What to produce — Copy each of the entries below faithfully, setting aside any pictures.

Data supplied —
● ● ● ● ● ● ●
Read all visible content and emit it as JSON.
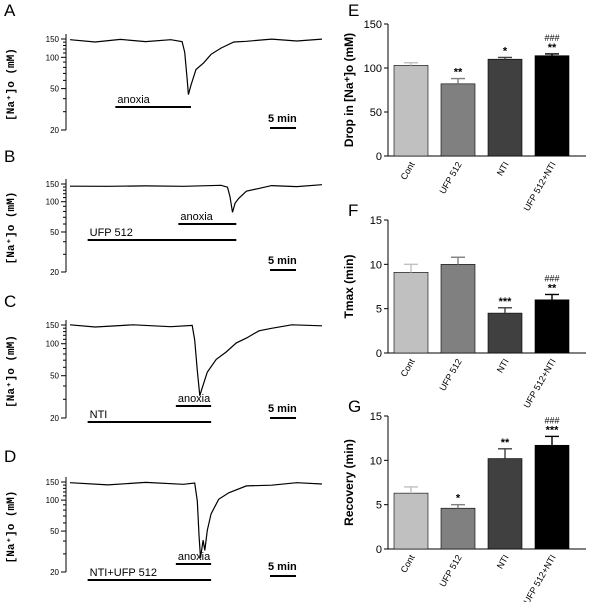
{
  "panels_left": [
    {
      "letter": "A",
      "ylabel": "[Na⁺]o  (mM)",
      "ticks": [
        150,
        100,
        50,
        20
      ],
      "bars": [
        {
          "label": "anoxia",
          "start": 0.18,
          "end": 0.48
        }
      ],
      "scale": "5 min",
      "trace": [
        [
          0,
          145
        ],
        [
          0.1,
          143
        ],
        [
          0.2,
          146
        ],
        [
          0.3,
          144
        ],
        [
          0.4,
          145
        ],
        [
          0.445,
          144
        ],
        [
          0.455,
          110
        ],
        [
          0.465,
          62
        ],
        [
          0.47,
          43
        ],
        [
          0.48,
          55
        ],
        [
          0.5,
          75
        ],
        [
          0.53,
          90
        ],
        [
          0.56,
          105
        ],
        [
          0.6,
          125
        ],
        [
          0.65,
          138
        ],
        [
          0.7,
          145
        ],
        [
          0.8,
          147
        ],
        [
          0.9,
          146
        ],
        [
          1.0,
          147
        ]
      ]
    },
    {
      "letter": "B",
      "ylabel": "[Na⁺]o  (mM)",
      "ticks": [
        150,
        100,
        50,
        20
      ],
      "bars": [
        {
          "label": "UFP 512",
          "start": 0.07,
          "end": 0.66
        },
        {
          "label": "anoxia",
          "start": 0.43,
          "end": 0.66
        }
      ],
      "scale": "5 min",
      "trace": [
        [
          0,
          140
        ],
        [
          0.15,
          145
        ],
        [
          0.3,
          141
        ],
        [
          0.45,
          145
        ],
        [
          0.6,
          143
        ],
        [
          0.625,
          142
        ],
        [
          0.635,
          110
        ],
        [
          0.645,
          80
        ],
        [
          0.655,
          95
        ],
        [
          0.67,
          110
        ],
        [
          0.7,
          125
        ],
        [
          0.75,
          138
        ],
        [
          0.8,
          142
        ],
        [
          0.9,
          144
        ],
        [
          1.0,
          145
        ]
      ]
    },
    {
      "letter": "C",
      "ylabel": "[Na⁺]o  (mM)",
      "ticks": [
        150,
        100,
        50,
        20
      ],
      "bars": [
        {
          "label": "NTI",
          "start": 0.07,
          "end": 0.56
        },
        {
          "label": "anoxia",
          "start": 0.42,
          "end": 0.56
        }
      ],
      "scale": "5 min",
      "trace": [
        [
          0,
          148
        ],
        [
          0.1,
          146
        ],
        [
          0.25,
          148
        ],
        [
          0.4,
          147
        ],
        [
          0.485,
          146
        ],
        [
          0.495,
          110
        ],
        [
          0.505,
          55
        ],
        [
          0.515,
          33
        ],
        [
          0.525,
          38
        ],
        [
          0.545,
          55
        ],
        [
          0.58,
          70
        ],
        [
          0.62,
          85
        ],
        [
          0.66,
          100
        ],
        [
          0.7,
          115
        ],
        [
          0.75,
          130
        ],
        [
          0.8,
          142
        ],
        [
          0.88,
          148
        ],
        [
          1.0,
          150
        ]
      ]
    },
    {
      "letter": "D",
      "ylabel": "[Na⁺]o  (mM)",
      "ticks": [
        150,
        100,
        50,
        20
      ],
      "bars": [
        {
          "label": "NTI+UFP 512",
          "start": 0.07,
          "end": 0.56
        },
        {
          "label": "anoxia",
          "start": 0.42,
          "end": 0.56
        }
      ],
      "scale": "5 min",
      "trace": [
        [
          0,
          145
        ],
        [
          0.15,
          143
        ],
        [
          0.3,
          146
        ],
        [
          0.45,
          145
        ],
        [
          0.495,
          144
        ],
        [
          0.505,
          100
        ],
        [
          0.512,
          45
        ],
        [
          0.518,
          28
        ],
        [
          0.528,
          40
        ],
        [
          0.535,
          33
        ],
        [
          0.545,
          50
        ],
        [
          0.56,
          75
        ],
        [
          0.59,
          100
        ],
        [
          0.63,
          120
        ],
        [
          0.7,
          135
        ],
        [
          0.8,
          142
        ],
        [
          0.9,
          145
        ],
        [
          1.0,
          146
        ]
      ]
    }
  ],
  "chart_data": [
    {
      "type": "bar",
      "letter": "E",
      "ylabel": "Drop in [Na⁺]o (mM)",
      "categories": [
        "Cont",
        "UFP 512",
        "NTI",
        "UFP 512+NTI"
      ],
      "values": [
        103,
        82,
        110,
        114
      ],
      "errors": [
        3,
        6,
        2,
        2
      ],
      "significance": [
        "",
        "**",
        "*",
        "**"
      ],
      "significance2": [
        "",
        "",
        "",
        "###"
      ],
      "ylim": [
        0,
        150
      ],
      "yticks": [
        0,
        50,
        100,
        150
      ],
      "colors": [
        "#c0c0c0",
        "#808080",
        "#404040",
        "#000000"
      ]
    },
    {
      "type": "bar",
      "letter": "F",
      "ylabel": "Tmax (min)",
      "categories": [
        "Cont",
        "UFP 512",
        "NTI",
        "UFP 512+NTI"
      ],
      "values": [
        9.1,
        10.0,
        4.5,
        6.0
      ],
      "errors": [
        0.9,
        0.8,
        0.6,
        0.6
      ],
      "significance": [
        "",
        "",
        "***",
        "**"
      ],
      "significance2": [
        "",
        "",
        "",
        "###"
      ],
      "ylim": [
        0,
        15
      ],
      "yticks": [
        0,
        5,
        10,
        15
      ],
      "colors": [
        "#c0c0c0",
        "#808080",
        "#404040",
        "#000000"
      ]
    },
    {
      "type": "bar",
      "letter": "G",
      "ylabel": "Recovery (min)",
      "categories": [
        "Cont",
        "UFP 512",
        "NTI",
        "UFP 512+NTI"
      ],
      "values": [
        6.3,
        4.6,
        10.2,
        11.7
      ],
      "errors": [
        0.7,
        0.4,
        1.1,
        1.0
      ],
      "significance": [
        "",
        "*",
        "**",
        "***"
      ],
      "significance2": [
        "",
        "",
        "",
        "###"
      ],
      "ylim": [
        0,
        15
      ],
      "yticks": [
        0,
        5,
        10,
        15
      ],
      "colors": [
        "#c0c0c0",
        "#808080",
        "#404040",
        "#000000"
      ]
    }
  ]
}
● ● ● ● ● ● ●
Response to the task —
Read all visible content and emit it as JSON.
{
  "panels_left": [
    {
      "letter": "A",
      "ylabel": "[Na⁺]o  (mM)",
      "ticks": [
        150,
        100,
        50,
        20
      ],
      "bars": [
        {
          "label": "anoxia",
          "start": 0.18,
          "end": 0.48
        }
      ],
      "scale": "5 min",
      "trace": [
        [
          0,
          145
        ],
        [
          0.1,
          143
        ],
        [
          0.2,
          146
        ],
        [
          0.3,
          144
        ],
        [
          0.4,
          145
        ],
        [
          0.445,
          144
        ],
        [
          0.455,
          110
        ],
        [
          0.465,
          62
        ],
        [
          0.47,
          43
        ],
        [
          0.48,
          55
        ],
        [
          0.5,
          75
        ],
        [
          0.53,
          90
        ],
        [
          0.56,
          105
        ],
        [
          0.6,
          125
        ],
        [
          0.65,
          138
        ],
        [
          0.7,
          145
        ],
        [
          0.8,
          147
        ],
        [
          0.9,
          146
        ],
        [
          1.0,
          147
        ]
      ]
    },
    {
      "letter": "B",
      "ylabel": "[Na⁺]o  (mM)",
      "ticks": [
        150,
        100,
        50,
        20
      ],
      "bars": [
        {
          "label": "UFP 512",
          "start": 0.07,
          "end": 0.66
        },
        {
          "label": "anoxia",
          "start": 0.43,
          "end": 0.66
        }
      ],
      "scale": "5 min",
      "trace": [
        [
          0,
          140
        ],
        [
          0.15,
          145
        ],
        [
          0.3,
          141
        ],
        [
          0.45,
          145
        ],
        [
          0.6,
          143
        ],
        [
          0.625,
          142
        ],
        [
          0.635,
          110
        ],
        [
          0.645,
          80
        ],
        [
          0.655,
          95
        ],
        [
          0.67,
          110
        ],
        [
          0.7,
          125
        ],
        [
          0.75,
          138
        ],
        [
          0.8,
          142
        ],
        [
          0.9,
          144
        ],
        [
          1.0,
          145
        ]
      ]
    },
    {
      "letter": "C",
      "ylabel": "[Na⁺]o  (mM)",
      "ticks": [
        150,
        100,
        50,
        20
      ],
      "bars": [
        {
          "label": "NTI",
          "start": 0.07,
          "end": 0.56
        },
        {
          "label": "anoxia",
          "start": 0.42,
          "end": 0.56
        }
      ],
      "scale": "5 min",
      "trace": [
        [
          0,
          148
        ],
        [
          0.1,
          146
        ],
        [
          0.25,
          148
        ],
        [
          0.4,
          147
        ],
        [
          0.485,
          146
        ],
        [
          0.495,
          110
        ],
        [
          0.505,
          55
        ],
        [
          0.515,
          33
        ],
        [
          0.525,
          38
        ],
        [
          0.545,
          55
        ],
        [
          0.58,
          70
        ],
        [
          0.62,
          85
        ],
        [
          0.66,
          100
        ],
        [
          0.7,
          115
        ],
        [
          0.75,
          130
        ],
        [
          0.8,
          142
        ],
        [
          0.88,
          148
        ],
        [
          1.0,
          150
        ]
      ]
    },
    {
      "letter": "D",
      "ylabel": "[Na⁺]o  (mM)",
      "ticks": [
        150,
        100,
        50,
        20
      ],
      "bars": [
        {
          "label": "NTI+UFP 512",
          "start": 0.07,
          "end": 0.56
        },
        {
          "label": "anoxia",
          "start": 0.42,
          "end": 0.56
        }
      ],
      "scale": "5 min",
      "trace": [
        [
          0,
          145
        ],
        [
          0.15,
          143
        ],
        [
          0.3,
          146
        ],
        [
          0.45,
          145
        ],
        [
          0.495,
          144
        ],
        [
          0.505,
          100
        ],
        [
          0.512,
          45
        ],
        [
          0.518,
          28
        ],
        [
          0.528,
          40
        ],
        [
          0.535,
          33
        ],
        [
          0.545,
          50
        ],
        [
          0.56,
          75
        ],
        [
          0.59,
          100
        ],
        [
          0.63,
          120
        ],
        [
          0.7,
          135
        ],
        [
          0.8,
          142
        ],
        [
          0.9,
          145
        ],
        [
          1.0,
          146
        ]
      ]
    }
  ],
  "chart_data": [
    {
      "type": "bar",
      "letter": "E",
      "ylabel": "Drop in [Na⁺]o (mM)",
      "categories": [
        "Cont",
        "UFP 512",
        "NTI",
        "UFP 512+NTI"
      ],
      "values": [
        103,
        82,
        110,
        114
      ],
      "errors": [
        3,
        6,
        2,
        2
      ],
      "significance": [
        "",
        "**",
        "*",
        "**"
      ],
      "significance2": [
        "",
        "",
        "",
        "###"
      ],
      "ylim": [
        0,
        150
      ],
      "yticks": [
        0,
        50,
        100,
        150
      ],
      "colors": [
        "#c0c0c0",
        "#808080",
        "#404040",
        "#000000"
      ]
    },
    {
      "type": "bar",
      "letter": "F",
      "ylabel": "Tmax (min)",
      "categories": [
        "Cont",
        "UFP 512",
        "NTI",
        "UFP 512+NTI"
      ],
      "values": [
        9.1,
        10.0,
        4.5,
        6.0
      ],
      "errors": [
        0.9,
        0.8,
        0.6,
        0.6
      ],
      "significance": [
        "",
        "",
        "***",
        "**"
      ],
      "significance2": [
        "",
        "",
        "",
        "###"
      ],
      "ylim": [
        0,
        15
      ],
      "yticks": [
        0,
        5,
        10,
        15
      ],
      "colors": [
        "#c0c0c0",
        "#808080",
        "#404040",
        "#000000"
      ]
    },
    {
      "type": "bar",
      "letter": "G",
      "ylabel": "Recovery (min)",
      "categories": [
        "Cont",
        "UFP 512",
        "NTI",
        "UFP 512+NTI"
      ],
      "values": [
        6.3,
        4.6,
        10.2,
        11.7
      ],
      "errors": [
        0.7,
        0.4,
        1.1,
        1.0
      ],
      "significance": [
        "",
        "*",
        "**",
        "***"
      ],
      "significance2": [
        "",
        "",
        "",
        "###"
      ],
      "ylim": [
        0,
        15
      ],
      "yticks": [
        0,
        5,
        10,
        15
      ],
      "colors": [
        "#c0c0c0",
        "#808080",
        "#404040",
        "#000000"
      ]
    }
  ]
}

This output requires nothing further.